§ **Estratto del dataset**:
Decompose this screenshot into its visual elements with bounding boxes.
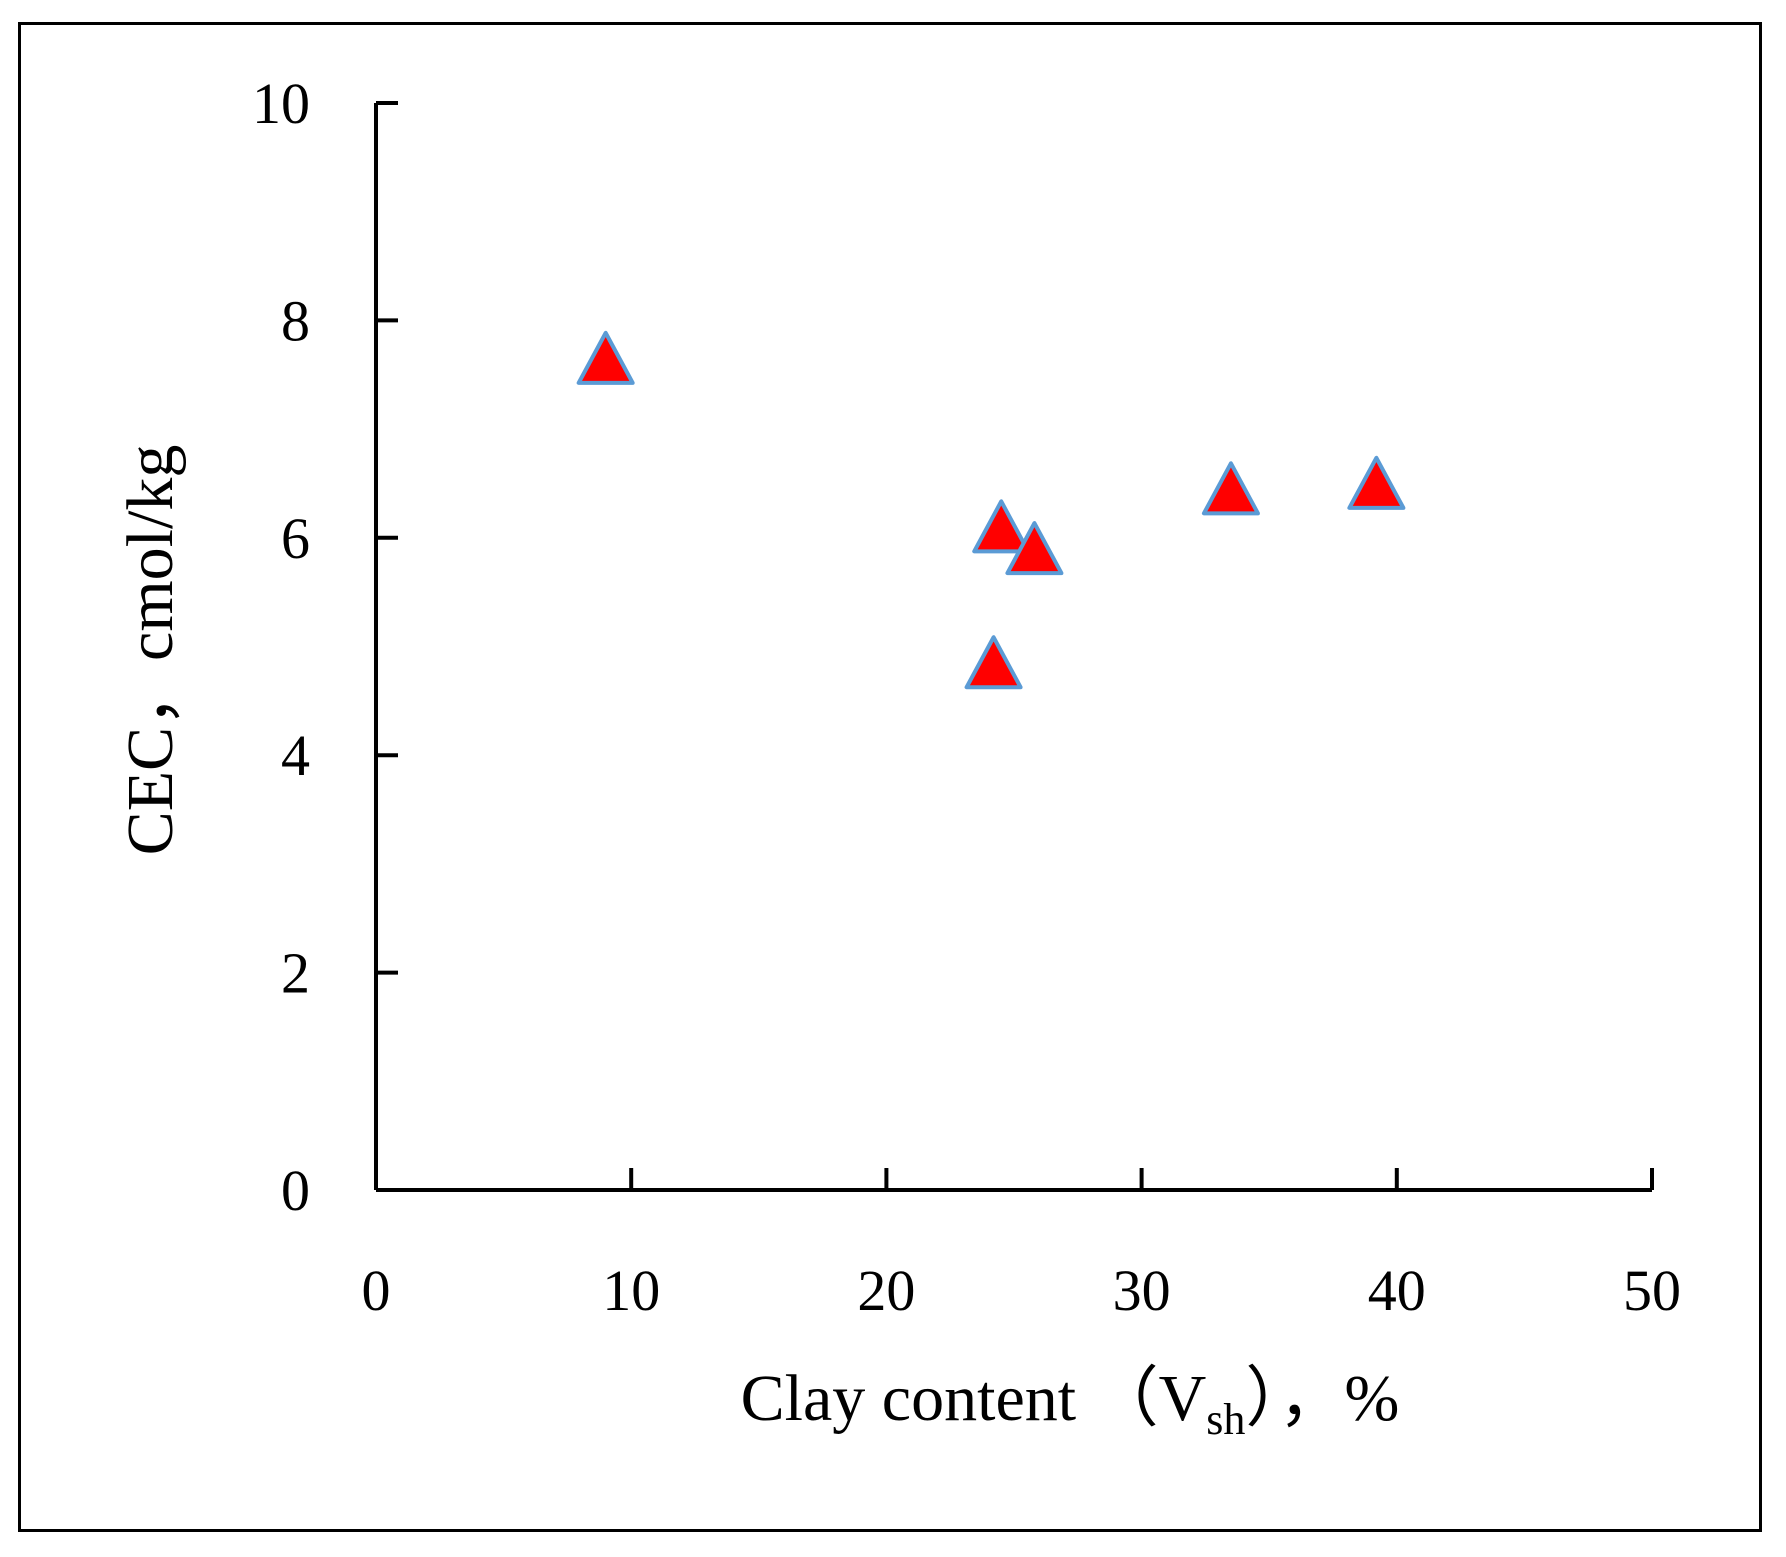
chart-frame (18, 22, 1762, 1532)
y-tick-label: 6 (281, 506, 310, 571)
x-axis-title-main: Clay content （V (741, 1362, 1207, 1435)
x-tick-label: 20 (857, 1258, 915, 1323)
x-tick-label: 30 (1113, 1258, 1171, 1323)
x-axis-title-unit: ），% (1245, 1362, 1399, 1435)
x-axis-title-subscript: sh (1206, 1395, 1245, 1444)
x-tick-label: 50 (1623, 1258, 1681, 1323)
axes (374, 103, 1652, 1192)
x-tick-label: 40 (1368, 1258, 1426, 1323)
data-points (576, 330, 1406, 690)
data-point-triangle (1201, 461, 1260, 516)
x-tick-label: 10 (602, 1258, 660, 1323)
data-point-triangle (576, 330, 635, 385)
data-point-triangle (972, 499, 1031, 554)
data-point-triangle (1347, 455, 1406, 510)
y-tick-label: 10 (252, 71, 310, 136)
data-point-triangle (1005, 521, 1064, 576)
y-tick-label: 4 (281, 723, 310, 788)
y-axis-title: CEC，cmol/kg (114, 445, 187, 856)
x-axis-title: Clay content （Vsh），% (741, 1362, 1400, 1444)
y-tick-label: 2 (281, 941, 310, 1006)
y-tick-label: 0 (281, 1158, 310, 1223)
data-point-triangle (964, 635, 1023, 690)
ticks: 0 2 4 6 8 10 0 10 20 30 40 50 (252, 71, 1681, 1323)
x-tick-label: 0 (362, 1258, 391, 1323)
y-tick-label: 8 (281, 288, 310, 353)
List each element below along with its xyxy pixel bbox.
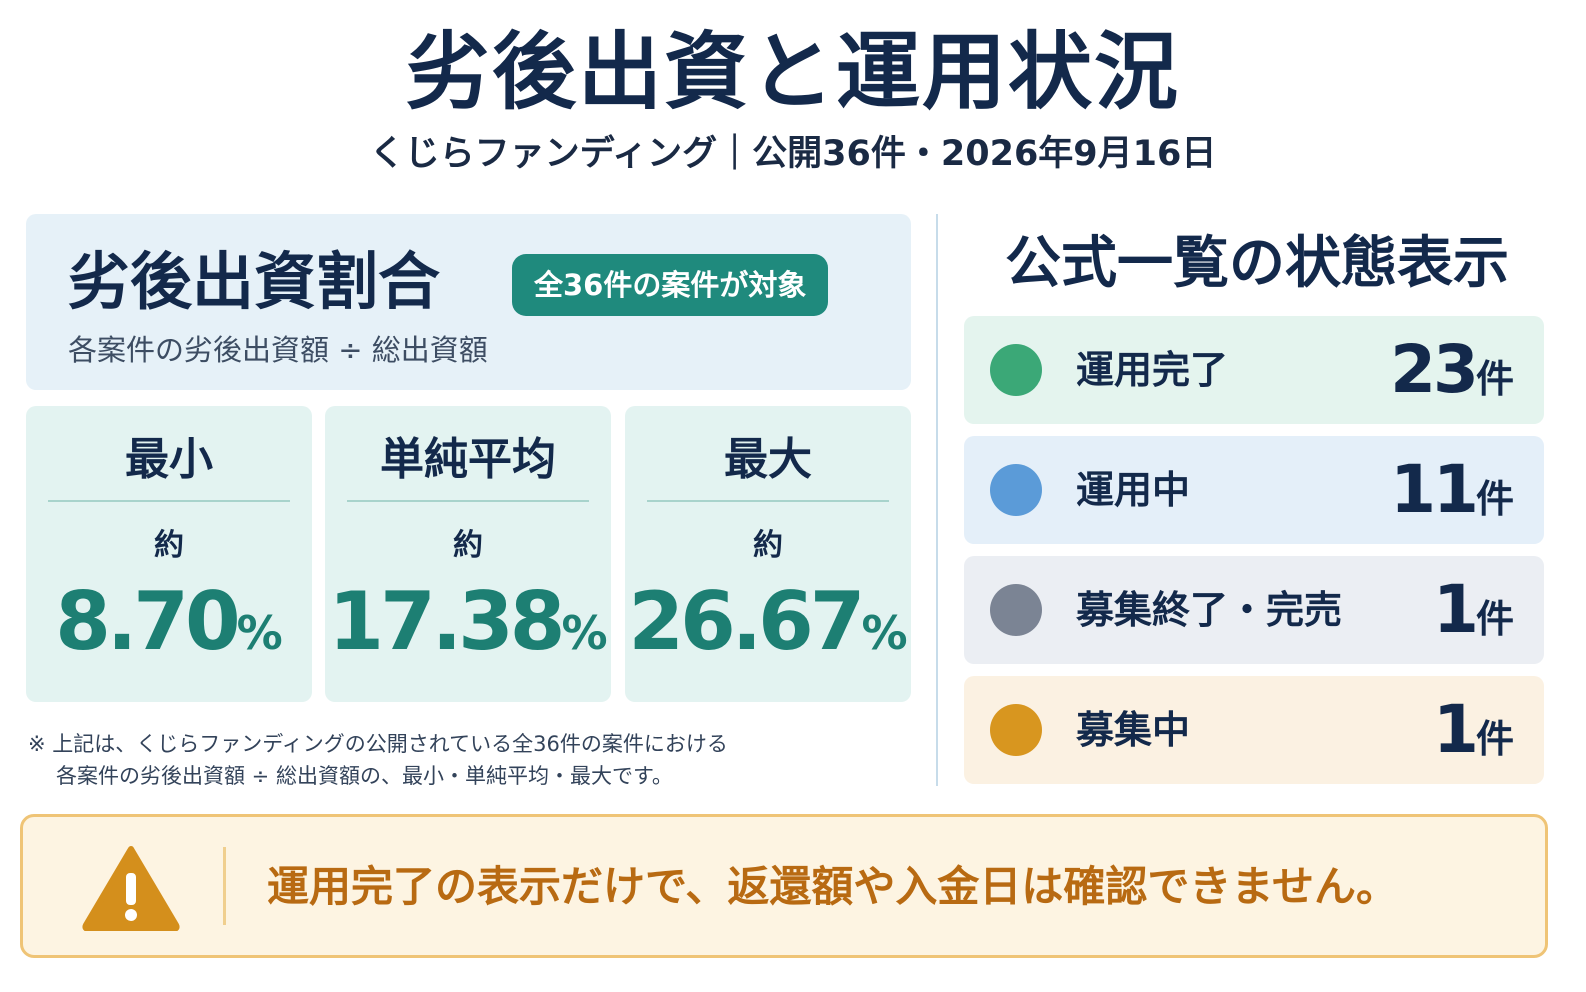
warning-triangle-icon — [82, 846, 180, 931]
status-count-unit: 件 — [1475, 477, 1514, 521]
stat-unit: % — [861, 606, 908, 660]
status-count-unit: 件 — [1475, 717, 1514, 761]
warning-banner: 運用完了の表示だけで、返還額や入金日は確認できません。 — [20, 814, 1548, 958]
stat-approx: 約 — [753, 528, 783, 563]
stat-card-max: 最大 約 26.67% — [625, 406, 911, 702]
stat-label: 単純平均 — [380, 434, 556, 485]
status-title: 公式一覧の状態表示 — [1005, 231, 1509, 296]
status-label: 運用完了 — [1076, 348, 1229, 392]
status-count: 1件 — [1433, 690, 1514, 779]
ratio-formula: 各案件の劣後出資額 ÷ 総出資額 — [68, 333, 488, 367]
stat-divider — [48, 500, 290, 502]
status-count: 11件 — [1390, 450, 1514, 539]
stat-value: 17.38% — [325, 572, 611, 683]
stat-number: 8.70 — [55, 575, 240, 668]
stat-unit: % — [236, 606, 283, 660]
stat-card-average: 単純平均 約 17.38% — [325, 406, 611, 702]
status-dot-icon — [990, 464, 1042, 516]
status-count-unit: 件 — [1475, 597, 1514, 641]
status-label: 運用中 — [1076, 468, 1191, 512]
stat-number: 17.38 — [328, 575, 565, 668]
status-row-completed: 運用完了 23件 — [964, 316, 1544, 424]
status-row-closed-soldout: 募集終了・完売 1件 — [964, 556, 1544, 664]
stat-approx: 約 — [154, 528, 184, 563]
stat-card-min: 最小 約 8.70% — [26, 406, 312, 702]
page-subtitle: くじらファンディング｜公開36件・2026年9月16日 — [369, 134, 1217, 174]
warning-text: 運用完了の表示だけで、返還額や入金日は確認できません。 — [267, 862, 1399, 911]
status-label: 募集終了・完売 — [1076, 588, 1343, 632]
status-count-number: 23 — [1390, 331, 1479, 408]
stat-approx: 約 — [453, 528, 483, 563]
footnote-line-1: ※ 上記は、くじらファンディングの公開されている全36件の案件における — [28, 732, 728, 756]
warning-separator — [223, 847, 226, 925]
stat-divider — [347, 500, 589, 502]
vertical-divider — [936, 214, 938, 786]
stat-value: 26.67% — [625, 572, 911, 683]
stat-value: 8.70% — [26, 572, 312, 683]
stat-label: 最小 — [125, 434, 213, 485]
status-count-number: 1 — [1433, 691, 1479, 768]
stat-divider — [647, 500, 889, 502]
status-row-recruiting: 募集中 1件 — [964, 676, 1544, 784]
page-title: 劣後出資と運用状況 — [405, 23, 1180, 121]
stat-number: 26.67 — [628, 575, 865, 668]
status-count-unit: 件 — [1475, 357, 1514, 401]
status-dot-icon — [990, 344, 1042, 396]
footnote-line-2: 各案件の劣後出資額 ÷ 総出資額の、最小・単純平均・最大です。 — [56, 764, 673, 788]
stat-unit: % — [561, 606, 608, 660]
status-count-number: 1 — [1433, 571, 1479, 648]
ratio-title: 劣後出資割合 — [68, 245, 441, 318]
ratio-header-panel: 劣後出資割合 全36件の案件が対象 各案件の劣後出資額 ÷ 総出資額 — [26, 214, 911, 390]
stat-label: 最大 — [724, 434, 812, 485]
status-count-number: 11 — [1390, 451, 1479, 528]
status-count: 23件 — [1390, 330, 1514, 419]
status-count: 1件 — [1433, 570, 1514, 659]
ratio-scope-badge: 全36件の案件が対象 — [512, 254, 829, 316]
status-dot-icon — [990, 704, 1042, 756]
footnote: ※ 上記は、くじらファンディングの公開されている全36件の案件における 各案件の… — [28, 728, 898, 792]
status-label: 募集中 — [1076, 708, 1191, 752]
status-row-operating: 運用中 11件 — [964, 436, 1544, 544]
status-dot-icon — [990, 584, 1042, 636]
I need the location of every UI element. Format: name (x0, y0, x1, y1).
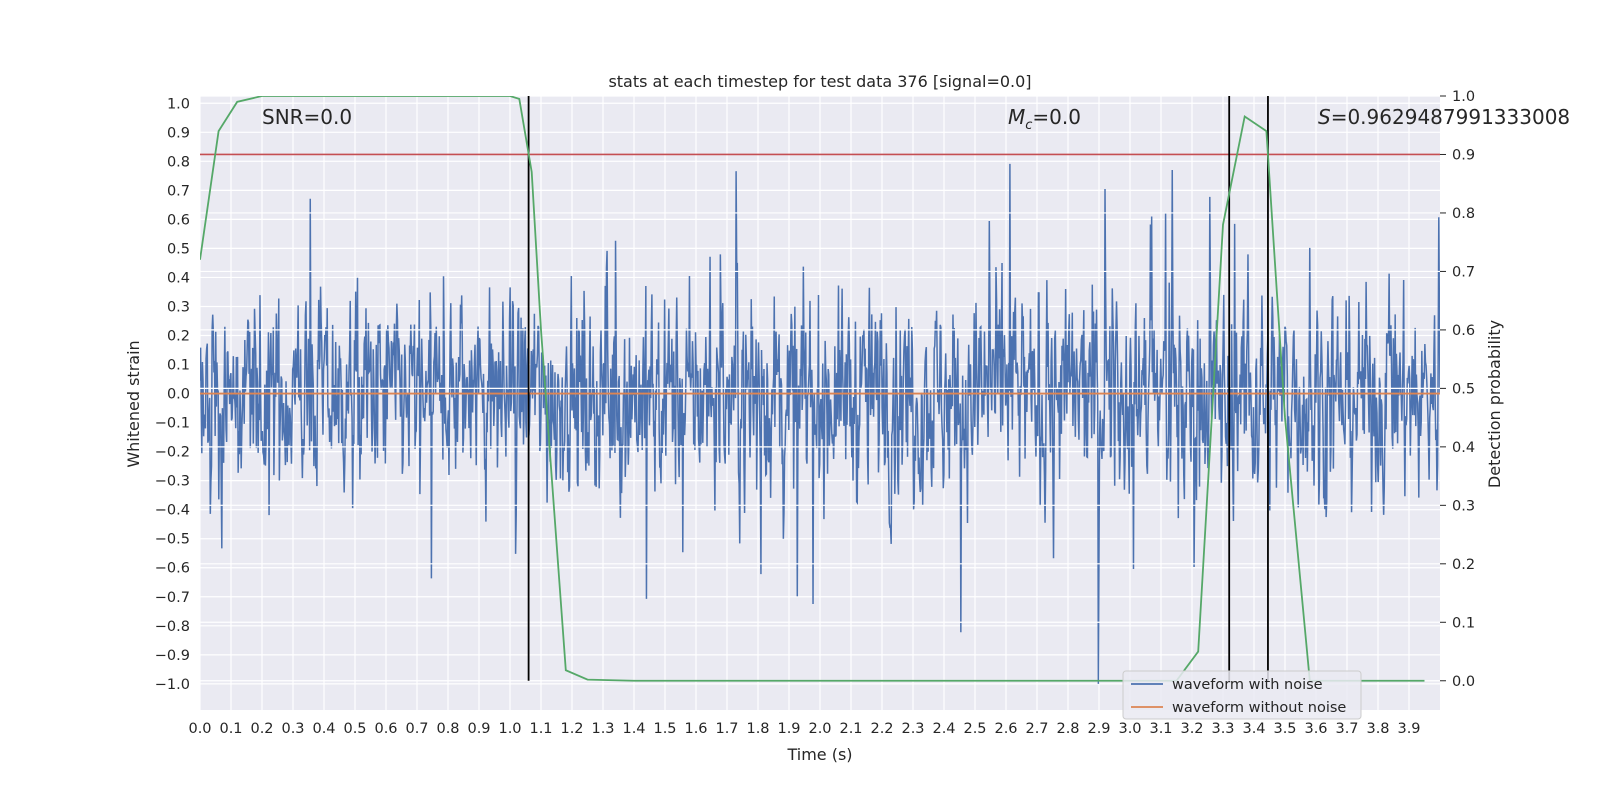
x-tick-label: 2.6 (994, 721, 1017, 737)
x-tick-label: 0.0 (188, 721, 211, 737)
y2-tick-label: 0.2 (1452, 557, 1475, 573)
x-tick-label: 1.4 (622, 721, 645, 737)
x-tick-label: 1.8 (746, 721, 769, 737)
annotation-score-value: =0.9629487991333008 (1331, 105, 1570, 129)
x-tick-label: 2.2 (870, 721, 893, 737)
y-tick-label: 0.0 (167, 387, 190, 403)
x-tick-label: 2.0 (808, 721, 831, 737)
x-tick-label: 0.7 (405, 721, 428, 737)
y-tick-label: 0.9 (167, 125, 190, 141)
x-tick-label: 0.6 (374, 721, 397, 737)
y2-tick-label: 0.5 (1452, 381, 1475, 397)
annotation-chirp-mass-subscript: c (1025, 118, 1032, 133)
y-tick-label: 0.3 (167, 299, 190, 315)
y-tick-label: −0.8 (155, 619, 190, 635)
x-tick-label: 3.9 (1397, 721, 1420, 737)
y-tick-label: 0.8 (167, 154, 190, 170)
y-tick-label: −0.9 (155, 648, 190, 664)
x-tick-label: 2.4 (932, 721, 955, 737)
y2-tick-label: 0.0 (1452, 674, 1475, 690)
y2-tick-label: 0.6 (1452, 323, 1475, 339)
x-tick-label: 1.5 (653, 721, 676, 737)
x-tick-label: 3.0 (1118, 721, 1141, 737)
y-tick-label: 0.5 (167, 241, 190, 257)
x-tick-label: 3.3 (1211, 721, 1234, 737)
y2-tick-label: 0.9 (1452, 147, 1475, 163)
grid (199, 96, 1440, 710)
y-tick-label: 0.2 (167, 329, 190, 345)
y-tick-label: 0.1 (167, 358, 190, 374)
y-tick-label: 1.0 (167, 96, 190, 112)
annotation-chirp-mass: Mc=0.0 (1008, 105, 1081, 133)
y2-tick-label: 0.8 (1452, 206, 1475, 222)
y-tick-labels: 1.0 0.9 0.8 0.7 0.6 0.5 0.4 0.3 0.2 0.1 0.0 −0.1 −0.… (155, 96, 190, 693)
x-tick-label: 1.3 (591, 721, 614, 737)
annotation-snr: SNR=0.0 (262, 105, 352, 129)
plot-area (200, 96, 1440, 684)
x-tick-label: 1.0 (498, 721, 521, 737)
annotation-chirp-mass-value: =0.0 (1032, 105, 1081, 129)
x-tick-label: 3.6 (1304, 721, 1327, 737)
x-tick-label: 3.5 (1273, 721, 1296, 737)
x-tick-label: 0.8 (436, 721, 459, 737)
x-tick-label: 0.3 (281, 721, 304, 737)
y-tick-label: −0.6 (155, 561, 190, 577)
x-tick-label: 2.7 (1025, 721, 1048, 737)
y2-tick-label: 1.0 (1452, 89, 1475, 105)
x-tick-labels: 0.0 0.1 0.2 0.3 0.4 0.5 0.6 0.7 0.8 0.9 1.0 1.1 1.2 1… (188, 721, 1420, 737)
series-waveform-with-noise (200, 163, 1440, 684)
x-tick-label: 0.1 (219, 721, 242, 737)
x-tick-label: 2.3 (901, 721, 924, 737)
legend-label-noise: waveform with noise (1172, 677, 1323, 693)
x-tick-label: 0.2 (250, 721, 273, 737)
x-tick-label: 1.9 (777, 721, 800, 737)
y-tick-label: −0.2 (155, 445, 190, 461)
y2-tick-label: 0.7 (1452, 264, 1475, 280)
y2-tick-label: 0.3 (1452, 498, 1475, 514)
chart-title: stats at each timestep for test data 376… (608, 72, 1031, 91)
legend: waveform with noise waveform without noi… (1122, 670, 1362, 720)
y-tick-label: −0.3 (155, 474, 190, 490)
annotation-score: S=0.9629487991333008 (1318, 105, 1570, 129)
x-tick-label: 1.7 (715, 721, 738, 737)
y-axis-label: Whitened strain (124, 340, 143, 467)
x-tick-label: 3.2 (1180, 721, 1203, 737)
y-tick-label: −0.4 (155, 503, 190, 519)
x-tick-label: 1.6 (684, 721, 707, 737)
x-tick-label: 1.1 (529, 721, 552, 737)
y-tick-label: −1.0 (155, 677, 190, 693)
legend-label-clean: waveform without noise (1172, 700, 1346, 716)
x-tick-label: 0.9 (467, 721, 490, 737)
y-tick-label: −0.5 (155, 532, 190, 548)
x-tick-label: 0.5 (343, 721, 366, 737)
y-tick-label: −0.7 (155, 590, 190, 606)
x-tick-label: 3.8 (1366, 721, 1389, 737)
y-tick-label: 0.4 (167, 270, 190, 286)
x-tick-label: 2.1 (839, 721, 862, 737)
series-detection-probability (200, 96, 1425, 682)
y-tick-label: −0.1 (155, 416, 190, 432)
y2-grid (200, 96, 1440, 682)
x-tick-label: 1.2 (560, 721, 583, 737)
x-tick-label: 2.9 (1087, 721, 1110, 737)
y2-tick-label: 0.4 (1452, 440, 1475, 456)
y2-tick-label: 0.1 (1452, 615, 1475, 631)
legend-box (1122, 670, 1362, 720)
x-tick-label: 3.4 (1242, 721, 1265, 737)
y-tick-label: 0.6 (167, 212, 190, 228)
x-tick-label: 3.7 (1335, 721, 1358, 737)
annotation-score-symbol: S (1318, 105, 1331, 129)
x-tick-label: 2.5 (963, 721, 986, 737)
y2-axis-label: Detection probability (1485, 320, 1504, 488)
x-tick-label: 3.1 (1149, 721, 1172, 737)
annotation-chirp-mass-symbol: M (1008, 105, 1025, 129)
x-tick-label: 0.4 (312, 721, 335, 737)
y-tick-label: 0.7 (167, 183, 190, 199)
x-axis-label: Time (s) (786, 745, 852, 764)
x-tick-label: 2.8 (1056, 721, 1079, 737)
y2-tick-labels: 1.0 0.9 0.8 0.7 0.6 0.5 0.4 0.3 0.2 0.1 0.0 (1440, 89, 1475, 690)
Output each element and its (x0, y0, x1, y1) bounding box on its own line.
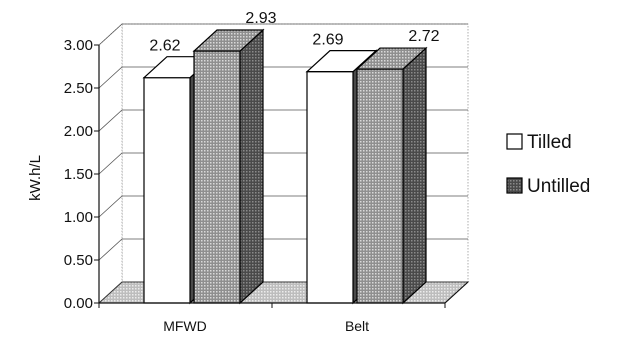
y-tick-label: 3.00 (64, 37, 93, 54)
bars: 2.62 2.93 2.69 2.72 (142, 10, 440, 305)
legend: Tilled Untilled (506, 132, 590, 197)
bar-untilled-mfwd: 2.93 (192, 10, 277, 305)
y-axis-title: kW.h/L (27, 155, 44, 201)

§ **Da svolgere**: Ricopia senza alcuna modifica le righe dell'elenco riportato sopra, dalla riga che contiene "y-tick-label: 3.00 (64, 37, 93, 54)" fino alla fine dell'elenco, incluse entrambe le estremità.

§ **Ecco la risposta**:
y-tick-label: 3.00 (64, 37, 93, 54)
bars: 2.62 2.93 2.69 2.72 (142, 10, 440, 305)
legend: Tilled Untilled (506, 132, 590, 197)
bar-untilled-mfwd: 2.93 (192, 10, 277, 305)
y-axis-title: kW.h/L (27, 155, 44, 201)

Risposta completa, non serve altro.